Information supplied:

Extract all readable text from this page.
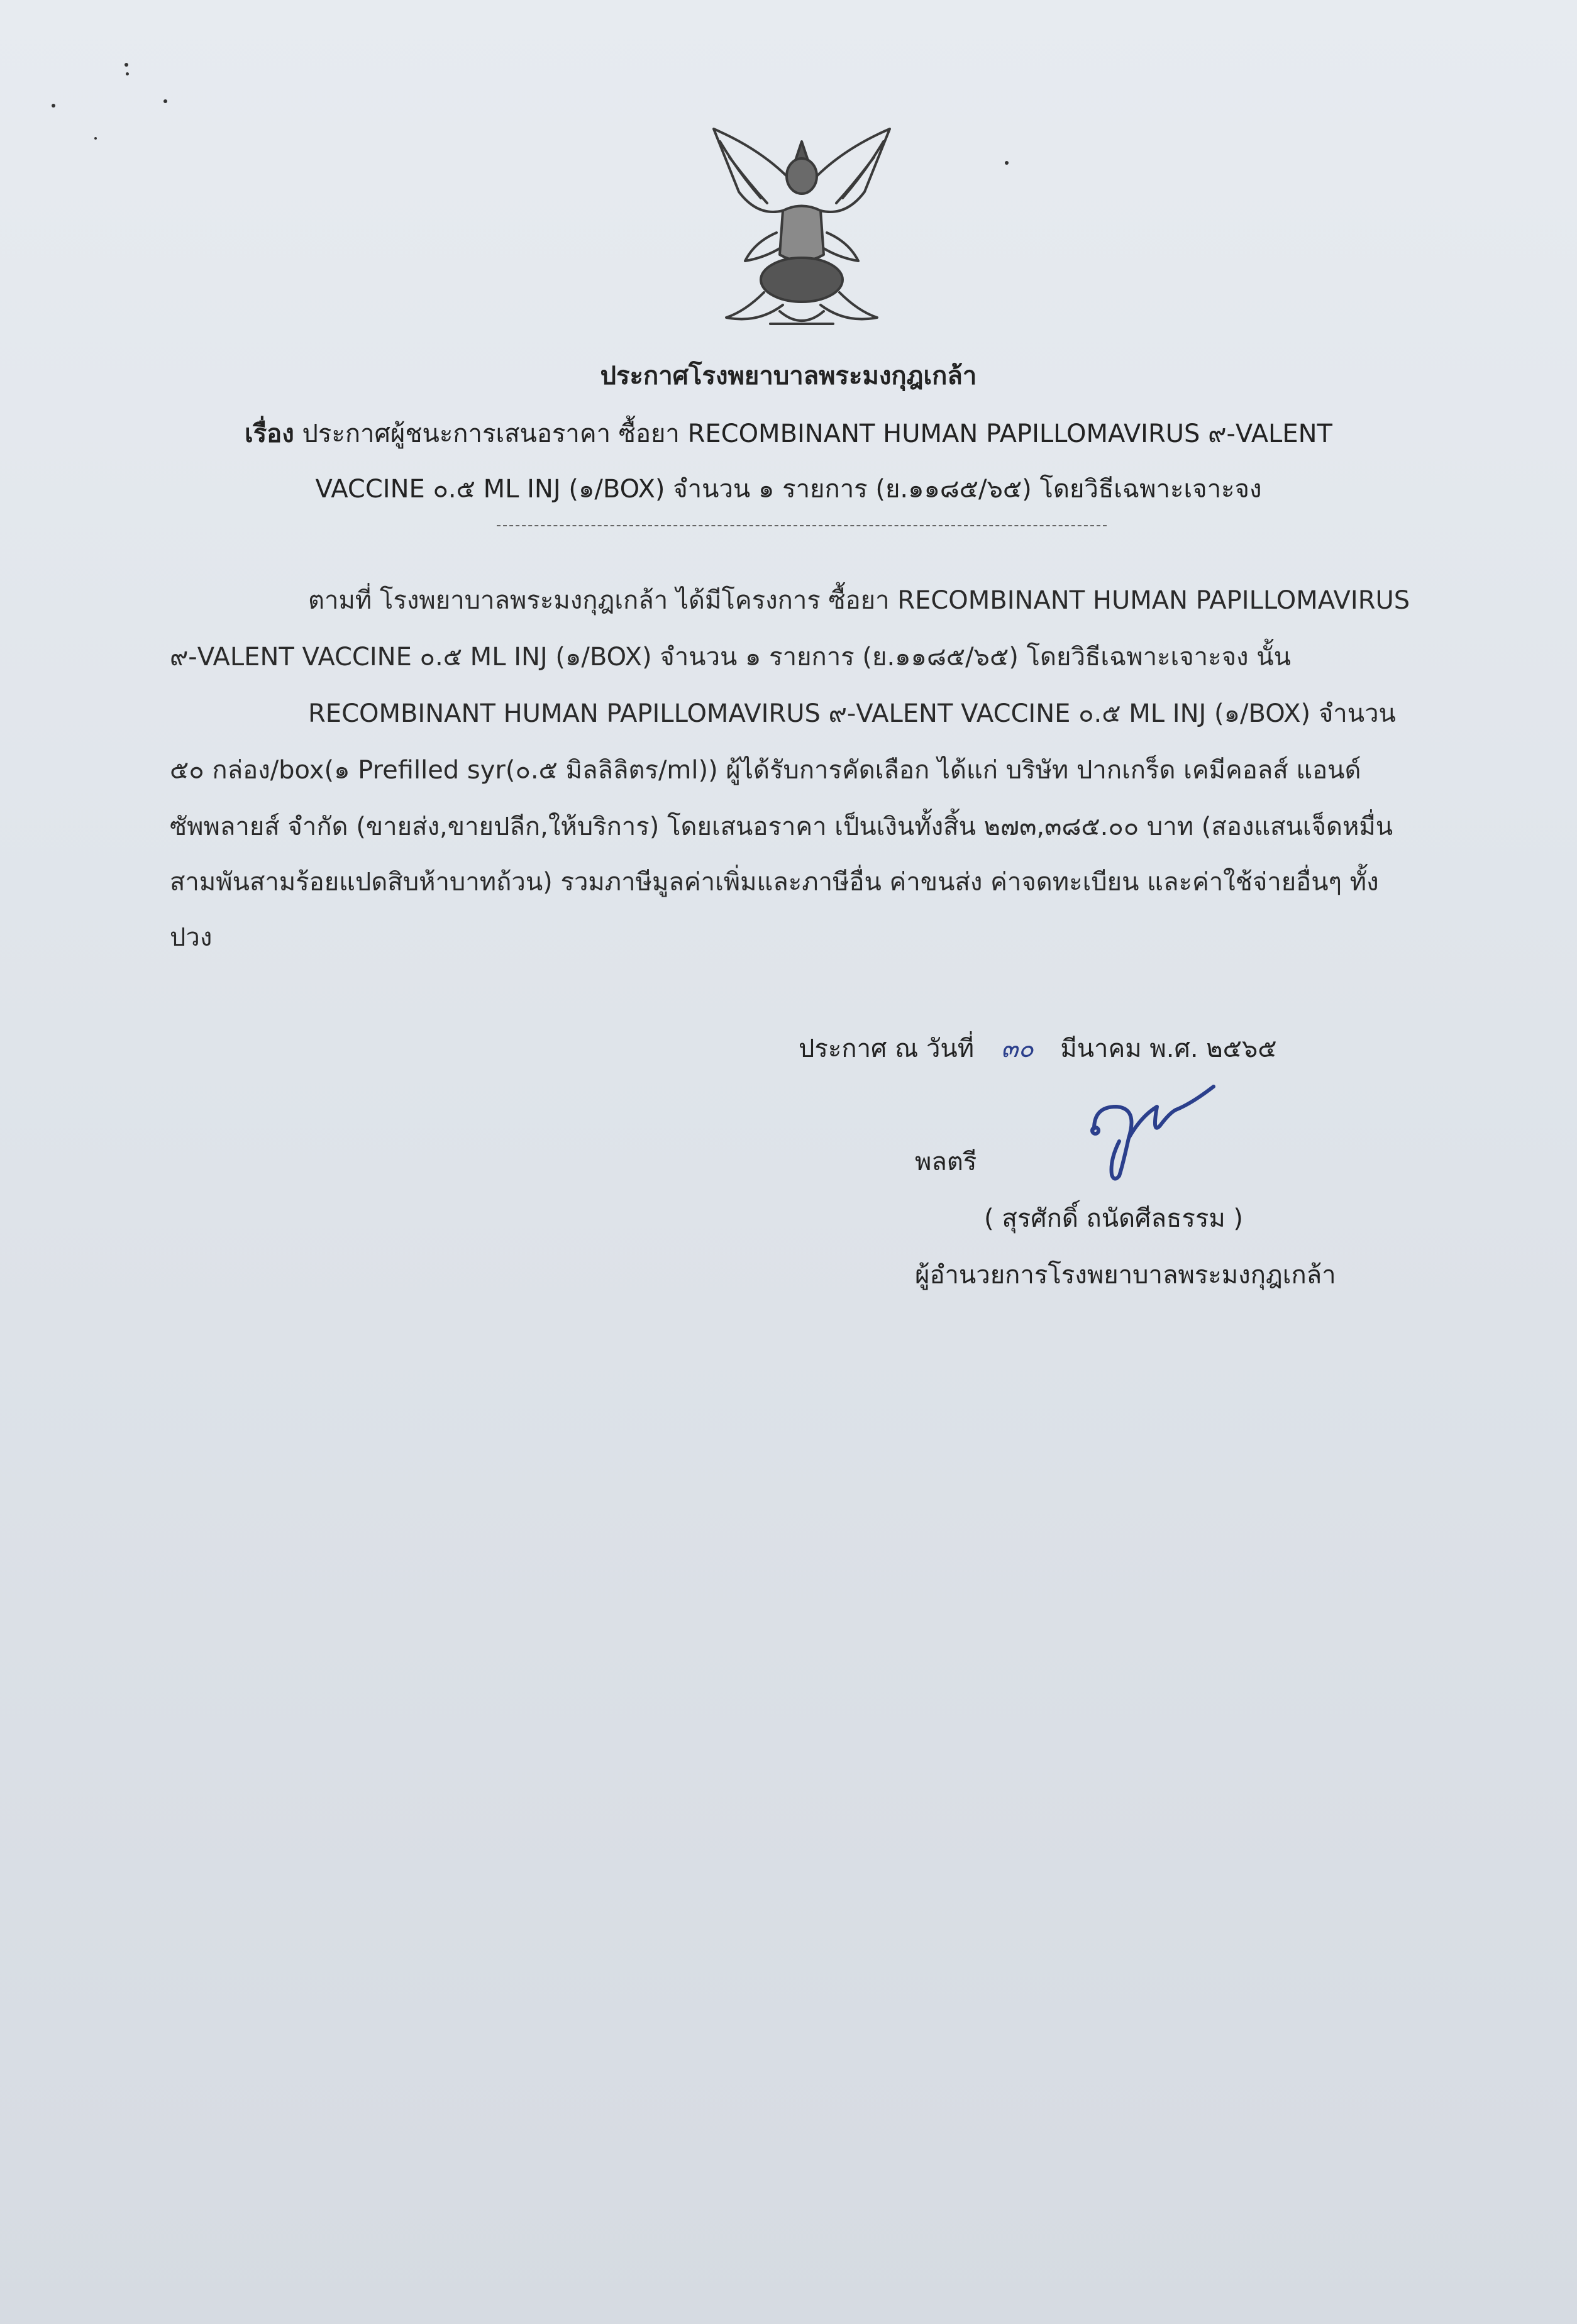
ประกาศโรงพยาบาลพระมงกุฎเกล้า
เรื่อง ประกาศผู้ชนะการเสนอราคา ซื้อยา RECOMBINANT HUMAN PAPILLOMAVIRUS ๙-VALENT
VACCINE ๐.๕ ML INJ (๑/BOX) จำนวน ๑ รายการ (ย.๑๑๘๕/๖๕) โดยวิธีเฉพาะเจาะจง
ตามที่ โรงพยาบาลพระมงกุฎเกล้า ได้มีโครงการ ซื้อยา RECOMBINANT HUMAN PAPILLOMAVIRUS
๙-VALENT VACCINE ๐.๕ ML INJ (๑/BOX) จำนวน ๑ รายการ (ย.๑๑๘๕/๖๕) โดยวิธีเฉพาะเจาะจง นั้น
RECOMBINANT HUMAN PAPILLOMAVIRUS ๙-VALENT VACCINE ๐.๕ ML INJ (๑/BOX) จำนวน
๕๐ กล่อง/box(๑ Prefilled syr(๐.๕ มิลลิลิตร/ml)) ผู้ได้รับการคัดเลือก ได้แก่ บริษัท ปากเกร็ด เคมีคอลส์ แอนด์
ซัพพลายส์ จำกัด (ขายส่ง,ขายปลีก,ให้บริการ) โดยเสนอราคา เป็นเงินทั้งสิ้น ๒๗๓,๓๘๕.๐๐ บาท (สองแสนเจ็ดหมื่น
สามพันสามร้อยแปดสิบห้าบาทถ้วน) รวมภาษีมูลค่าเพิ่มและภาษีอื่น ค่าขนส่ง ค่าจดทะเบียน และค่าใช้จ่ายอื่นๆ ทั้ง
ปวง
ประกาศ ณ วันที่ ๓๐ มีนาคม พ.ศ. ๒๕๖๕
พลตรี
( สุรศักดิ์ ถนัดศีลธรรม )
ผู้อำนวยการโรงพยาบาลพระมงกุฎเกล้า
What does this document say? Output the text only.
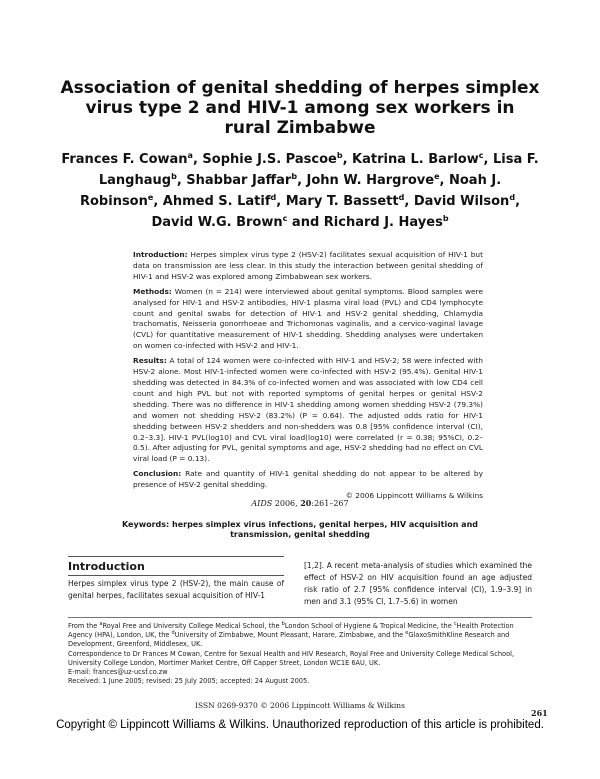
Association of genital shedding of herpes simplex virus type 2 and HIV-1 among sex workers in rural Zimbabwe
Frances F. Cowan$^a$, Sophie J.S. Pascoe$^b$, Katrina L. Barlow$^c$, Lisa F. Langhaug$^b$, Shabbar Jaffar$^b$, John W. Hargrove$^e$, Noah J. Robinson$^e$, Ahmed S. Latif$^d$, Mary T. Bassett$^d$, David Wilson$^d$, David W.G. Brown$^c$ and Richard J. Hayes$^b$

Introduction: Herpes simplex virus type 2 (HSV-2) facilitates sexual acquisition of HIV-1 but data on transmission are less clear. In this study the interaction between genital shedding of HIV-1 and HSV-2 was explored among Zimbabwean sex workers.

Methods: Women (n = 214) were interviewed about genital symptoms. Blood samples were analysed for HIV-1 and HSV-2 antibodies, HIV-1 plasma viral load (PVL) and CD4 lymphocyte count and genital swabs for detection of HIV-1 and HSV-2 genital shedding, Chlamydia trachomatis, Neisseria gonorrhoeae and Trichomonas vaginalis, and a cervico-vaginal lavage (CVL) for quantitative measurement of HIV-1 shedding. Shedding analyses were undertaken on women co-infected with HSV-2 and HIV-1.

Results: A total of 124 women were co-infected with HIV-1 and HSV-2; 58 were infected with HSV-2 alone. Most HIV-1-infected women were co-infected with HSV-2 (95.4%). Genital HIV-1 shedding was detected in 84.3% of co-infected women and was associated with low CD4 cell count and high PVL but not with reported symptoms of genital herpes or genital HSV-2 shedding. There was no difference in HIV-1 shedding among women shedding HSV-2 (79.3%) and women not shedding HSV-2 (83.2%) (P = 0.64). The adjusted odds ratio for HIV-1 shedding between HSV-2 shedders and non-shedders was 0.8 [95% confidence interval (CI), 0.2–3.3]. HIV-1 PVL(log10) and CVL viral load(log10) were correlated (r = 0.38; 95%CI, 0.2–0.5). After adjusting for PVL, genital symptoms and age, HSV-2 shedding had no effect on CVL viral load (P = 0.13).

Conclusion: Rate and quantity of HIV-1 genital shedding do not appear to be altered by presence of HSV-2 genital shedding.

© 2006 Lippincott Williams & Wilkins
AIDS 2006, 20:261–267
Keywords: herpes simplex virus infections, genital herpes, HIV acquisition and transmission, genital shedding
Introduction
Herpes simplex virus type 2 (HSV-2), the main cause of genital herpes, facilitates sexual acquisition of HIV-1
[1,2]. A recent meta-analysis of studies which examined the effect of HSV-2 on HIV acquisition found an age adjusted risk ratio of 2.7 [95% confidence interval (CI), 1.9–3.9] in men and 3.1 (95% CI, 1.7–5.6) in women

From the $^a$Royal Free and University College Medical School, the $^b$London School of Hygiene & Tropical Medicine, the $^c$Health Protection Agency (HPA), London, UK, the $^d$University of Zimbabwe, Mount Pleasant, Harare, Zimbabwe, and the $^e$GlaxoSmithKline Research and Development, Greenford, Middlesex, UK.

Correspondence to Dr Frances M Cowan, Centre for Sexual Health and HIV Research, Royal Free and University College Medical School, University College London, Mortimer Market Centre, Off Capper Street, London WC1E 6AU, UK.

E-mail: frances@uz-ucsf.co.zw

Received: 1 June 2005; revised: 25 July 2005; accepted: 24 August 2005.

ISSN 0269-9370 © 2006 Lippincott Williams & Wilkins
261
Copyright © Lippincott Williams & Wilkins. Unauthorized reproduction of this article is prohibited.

Exercise details:
Copy out each line of the data where the string "PAPILLOMAVIRUS" appears.

Task answer:
เรื่อง ประกาศผู้ชนะการเสนอราคา ซื้อยา RECOMBINANT HUMAN PAPILLOMAVIRUS ๙-VALENT
ตามที่ โรงพยาบาลพระมงกุฎเกล้า ได้มีโครงการ ซื้อยา RECOMBINANT HUMAN PAPILLOMAVIRUS
RECOMBINANT HUMAN PAPILLOMAVIRUS ๙-VALENT VACCINE ๐.๕ ML INJ (๑/BOX) จำนวน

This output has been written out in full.